======== Dataset ========

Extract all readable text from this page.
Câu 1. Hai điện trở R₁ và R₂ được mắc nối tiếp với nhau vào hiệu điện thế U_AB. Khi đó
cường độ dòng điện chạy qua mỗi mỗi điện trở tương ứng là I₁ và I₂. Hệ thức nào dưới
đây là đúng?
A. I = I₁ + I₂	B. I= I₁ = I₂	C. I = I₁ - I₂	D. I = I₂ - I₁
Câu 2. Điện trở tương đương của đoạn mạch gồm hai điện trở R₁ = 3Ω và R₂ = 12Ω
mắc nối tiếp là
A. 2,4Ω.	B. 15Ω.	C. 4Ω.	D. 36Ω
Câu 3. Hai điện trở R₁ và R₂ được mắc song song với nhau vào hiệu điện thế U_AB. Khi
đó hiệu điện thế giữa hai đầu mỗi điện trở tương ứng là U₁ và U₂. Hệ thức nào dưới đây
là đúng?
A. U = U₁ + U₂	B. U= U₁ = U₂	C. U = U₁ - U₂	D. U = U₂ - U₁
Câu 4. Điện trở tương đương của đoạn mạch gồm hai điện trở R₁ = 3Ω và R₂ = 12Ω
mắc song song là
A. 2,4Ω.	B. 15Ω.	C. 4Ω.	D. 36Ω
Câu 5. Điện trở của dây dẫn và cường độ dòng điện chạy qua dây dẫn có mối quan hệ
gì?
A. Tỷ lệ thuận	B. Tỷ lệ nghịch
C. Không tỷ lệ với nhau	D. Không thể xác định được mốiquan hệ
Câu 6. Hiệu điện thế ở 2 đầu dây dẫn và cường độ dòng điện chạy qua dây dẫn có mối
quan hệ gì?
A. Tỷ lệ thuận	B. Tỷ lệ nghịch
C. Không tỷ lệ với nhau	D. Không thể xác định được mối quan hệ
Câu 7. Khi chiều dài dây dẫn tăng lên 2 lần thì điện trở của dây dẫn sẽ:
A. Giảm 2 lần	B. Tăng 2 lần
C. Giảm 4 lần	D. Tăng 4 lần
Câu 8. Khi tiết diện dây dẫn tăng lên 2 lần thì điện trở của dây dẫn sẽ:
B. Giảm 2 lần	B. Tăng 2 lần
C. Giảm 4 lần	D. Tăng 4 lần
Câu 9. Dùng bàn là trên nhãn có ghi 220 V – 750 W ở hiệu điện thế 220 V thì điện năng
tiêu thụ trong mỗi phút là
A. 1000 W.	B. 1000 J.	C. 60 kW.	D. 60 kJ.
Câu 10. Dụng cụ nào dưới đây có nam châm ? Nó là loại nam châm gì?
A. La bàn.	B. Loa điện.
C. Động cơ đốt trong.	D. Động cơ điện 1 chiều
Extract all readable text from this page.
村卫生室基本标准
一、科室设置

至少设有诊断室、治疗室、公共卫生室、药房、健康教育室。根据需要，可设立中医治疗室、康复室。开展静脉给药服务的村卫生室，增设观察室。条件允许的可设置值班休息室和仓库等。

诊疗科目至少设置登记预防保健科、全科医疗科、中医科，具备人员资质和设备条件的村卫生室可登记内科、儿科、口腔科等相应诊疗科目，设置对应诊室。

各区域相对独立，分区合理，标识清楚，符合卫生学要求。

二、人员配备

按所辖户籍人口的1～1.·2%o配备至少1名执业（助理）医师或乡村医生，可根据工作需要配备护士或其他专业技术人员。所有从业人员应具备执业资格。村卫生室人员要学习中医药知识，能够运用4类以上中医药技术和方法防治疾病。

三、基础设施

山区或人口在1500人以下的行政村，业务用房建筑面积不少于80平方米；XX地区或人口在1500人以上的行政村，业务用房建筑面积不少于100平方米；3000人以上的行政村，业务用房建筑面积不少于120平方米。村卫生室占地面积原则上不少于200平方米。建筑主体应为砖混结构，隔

========

# Short exercise
Establish how many lines of the material above hold the word "thức". Nothing but the count should be returned.

# Expected output
2